### Work instructions
Where a line contains the word "hassasiyeti", copy that line.

### Given entries
------------
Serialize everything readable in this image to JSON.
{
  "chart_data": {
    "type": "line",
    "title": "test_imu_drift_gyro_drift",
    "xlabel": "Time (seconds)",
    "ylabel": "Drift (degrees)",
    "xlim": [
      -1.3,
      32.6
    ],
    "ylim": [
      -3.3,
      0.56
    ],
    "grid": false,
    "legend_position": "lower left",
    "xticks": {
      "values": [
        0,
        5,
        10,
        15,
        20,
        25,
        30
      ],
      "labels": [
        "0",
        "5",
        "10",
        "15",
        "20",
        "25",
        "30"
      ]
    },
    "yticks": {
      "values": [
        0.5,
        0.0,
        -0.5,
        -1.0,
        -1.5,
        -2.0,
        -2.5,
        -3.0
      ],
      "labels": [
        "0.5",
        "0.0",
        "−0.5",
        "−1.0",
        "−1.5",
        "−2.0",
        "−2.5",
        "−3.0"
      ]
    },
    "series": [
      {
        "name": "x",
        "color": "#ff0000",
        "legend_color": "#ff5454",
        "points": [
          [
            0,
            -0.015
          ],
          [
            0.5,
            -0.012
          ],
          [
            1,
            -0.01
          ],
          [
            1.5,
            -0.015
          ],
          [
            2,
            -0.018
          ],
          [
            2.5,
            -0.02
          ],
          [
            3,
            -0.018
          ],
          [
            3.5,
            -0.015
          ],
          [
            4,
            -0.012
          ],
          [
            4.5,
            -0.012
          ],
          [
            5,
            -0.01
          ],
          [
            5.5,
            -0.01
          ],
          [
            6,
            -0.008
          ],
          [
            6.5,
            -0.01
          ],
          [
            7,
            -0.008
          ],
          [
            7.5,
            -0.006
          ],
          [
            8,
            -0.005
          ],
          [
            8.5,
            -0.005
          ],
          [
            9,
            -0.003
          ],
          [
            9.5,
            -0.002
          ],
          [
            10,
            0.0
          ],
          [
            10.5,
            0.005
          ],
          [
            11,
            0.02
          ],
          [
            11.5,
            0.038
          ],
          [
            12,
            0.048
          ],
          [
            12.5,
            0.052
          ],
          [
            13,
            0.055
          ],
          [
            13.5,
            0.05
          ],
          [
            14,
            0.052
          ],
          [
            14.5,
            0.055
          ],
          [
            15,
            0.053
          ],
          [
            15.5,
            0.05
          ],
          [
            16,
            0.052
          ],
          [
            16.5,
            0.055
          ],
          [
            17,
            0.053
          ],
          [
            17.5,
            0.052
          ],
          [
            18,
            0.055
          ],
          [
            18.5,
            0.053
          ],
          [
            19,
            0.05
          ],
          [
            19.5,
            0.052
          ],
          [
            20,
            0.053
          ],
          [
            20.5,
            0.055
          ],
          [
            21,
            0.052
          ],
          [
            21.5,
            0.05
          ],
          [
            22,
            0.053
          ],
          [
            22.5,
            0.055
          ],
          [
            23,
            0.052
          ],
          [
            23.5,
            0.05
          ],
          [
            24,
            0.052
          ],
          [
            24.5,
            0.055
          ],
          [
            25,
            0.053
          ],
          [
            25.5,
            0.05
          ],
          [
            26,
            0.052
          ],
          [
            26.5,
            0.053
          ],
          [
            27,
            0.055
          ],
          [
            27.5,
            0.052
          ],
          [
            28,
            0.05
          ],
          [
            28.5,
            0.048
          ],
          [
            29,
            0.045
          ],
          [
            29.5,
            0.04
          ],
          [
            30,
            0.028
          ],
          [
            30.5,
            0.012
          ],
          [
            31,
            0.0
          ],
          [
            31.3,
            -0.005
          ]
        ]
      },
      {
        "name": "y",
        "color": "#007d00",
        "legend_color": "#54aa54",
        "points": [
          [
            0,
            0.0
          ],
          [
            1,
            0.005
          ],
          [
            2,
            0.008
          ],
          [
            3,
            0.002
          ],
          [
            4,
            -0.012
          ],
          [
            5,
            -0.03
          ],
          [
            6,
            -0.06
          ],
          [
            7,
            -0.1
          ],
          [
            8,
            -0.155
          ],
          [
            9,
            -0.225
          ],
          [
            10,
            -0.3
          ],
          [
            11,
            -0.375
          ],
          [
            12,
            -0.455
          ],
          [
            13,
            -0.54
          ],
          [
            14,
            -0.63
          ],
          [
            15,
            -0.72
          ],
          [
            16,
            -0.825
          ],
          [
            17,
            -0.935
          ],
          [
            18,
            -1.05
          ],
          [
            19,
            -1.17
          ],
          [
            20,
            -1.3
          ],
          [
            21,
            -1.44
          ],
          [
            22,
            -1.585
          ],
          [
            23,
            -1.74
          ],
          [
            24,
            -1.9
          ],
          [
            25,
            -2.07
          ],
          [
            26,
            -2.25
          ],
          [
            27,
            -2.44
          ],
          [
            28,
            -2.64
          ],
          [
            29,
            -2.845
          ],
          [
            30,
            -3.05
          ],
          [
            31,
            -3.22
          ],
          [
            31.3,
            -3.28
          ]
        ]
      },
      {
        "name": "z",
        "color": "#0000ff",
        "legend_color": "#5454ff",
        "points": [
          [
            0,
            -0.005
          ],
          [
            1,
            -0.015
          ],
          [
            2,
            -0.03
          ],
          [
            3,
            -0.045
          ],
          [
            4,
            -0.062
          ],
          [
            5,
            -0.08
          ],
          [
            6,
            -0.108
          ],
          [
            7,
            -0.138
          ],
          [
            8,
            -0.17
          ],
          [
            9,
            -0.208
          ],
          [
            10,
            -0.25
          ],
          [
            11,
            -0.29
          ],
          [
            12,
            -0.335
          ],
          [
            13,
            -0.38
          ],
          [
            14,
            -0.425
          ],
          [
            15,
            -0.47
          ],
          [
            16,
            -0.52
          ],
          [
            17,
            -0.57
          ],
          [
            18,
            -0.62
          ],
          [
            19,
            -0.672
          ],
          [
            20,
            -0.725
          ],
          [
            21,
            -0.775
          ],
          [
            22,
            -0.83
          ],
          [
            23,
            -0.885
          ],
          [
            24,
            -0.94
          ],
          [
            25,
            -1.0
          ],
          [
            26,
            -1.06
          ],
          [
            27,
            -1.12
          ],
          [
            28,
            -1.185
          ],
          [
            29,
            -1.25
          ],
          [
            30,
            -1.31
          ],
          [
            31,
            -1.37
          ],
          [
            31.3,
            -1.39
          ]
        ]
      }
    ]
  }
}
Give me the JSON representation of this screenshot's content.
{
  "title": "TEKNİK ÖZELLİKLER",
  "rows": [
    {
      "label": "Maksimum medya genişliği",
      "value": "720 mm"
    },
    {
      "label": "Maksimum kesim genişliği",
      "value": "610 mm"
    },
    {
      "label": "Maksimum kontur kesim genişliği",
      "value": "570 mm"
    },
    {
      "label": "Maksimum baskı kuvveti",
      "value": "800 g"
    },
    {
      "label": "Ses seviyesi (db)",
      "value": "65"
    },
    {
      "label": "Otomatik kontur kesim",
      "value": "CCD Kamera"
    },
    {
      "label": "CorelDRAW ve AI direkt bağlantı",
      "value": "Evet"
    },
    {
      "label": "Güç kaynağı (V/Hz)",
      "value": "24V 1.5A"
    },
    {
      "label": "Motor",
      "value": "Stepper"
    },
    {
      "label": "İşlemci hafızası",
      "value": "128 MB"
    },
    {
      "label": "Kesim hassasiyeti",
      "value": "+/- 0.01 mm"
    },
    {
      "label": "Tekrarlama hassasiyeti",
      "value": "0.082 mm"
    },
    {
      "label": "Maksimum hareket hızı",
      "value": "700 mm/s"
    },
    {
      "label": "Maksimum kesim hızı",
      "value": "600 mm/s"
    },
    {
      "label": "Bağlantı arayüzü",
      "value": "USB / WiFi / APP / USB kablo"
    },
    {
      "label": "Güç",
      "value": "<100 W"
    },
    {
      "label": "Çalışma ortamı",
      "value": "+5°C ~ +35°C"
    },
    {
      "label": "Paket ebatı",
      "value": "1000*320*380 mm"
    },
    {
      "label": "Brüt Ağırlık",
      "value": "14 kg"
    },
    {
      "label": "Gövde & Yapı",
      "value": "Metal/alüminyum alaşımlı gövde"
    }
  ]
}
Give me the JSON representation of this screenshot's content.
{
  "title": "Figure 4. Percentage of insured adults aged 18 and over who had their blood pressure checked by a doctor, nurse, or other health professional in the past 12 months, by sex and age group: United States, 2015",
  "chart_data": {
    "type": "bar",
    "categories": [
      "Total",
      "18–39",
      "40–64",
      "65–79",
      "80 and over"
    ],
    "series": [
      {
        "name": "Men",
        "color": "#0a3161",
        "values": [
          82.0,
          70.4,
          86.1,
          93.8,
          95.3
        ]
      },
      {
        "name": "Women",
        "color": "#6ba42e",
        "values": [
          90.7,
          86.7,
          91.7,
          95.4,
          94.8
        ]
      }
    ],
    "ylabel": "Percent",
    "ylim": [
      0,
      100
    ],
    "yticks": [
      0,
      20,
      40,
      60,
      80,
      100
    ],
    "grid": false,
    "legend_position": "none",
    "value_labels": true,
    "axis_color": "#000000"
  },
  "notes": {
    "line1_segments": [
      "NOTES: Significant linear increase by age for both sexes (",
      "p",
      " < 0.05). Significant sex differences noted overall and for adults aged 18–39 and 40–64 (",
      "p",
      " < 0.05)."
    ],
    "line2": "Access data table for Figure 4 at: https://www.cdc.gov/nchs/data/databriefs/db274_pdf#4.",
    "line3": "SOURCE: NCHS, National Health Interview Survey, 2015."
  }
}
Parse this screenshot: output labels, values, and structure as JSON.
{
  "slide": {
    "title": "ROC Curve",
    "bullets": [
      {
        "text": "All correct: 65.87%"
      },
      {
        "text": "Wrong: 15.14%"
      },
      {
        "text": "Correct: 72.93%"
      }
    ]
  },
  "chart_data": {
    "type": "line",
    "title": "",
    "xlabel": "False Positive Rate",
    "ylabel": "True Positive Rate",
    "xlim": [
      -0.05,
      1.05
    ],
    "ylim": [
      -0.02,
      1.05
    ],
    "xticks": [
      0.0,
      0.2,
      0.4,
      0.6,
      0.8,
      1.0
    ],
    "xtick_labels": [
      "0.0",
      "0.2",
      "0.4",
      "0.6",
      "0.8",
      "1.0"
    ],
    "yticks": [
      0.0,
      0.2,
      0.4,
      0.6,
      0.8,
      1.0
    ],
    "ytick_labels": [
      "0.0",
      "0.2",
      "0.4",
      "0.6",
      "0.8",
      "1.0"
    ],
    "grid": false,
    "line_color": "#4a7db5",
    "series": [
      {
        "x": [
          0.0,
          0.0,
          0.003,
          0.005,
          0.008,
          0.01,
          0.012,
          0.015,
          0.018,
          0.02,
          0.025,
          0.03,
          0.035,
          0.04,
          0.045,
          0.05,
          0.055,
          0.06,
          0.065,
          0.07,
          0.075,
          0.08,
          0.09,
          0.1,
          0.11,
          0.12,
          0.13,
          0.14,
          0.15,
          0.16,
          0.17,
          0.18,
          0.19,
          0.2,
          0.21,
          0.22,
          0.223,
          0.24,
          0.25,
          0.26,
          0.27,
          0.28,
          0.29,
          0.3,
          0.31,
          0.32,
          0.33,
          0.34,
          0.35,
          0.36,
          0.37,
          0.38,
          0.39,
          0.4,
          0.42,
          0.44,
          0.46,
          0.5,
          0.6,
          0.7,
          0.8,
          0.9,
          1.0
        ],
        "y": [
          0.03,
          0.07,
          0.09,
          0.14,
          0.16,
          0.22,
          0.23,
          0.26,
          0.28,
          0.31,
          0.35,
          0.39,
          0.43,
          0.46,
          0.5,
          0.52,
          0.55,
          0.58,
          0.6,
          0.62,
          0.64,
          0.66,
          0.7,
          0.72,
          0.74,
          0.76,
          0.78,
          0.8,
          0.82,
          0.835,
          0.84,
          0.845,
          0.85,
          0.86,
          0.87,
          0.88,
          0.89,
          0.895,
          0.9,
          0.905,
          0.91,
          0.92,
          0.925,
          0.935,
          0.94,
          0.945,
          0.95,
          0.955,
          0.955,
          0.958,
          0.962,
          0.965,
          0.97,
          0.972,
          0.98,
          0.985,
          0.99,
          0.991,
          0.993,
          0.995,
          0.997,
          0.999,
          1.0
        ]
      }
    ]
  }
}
------------
### The reply
      "label": "Kesim hassasiyeti",
      "label": "Tekrarlama hassasiyeti",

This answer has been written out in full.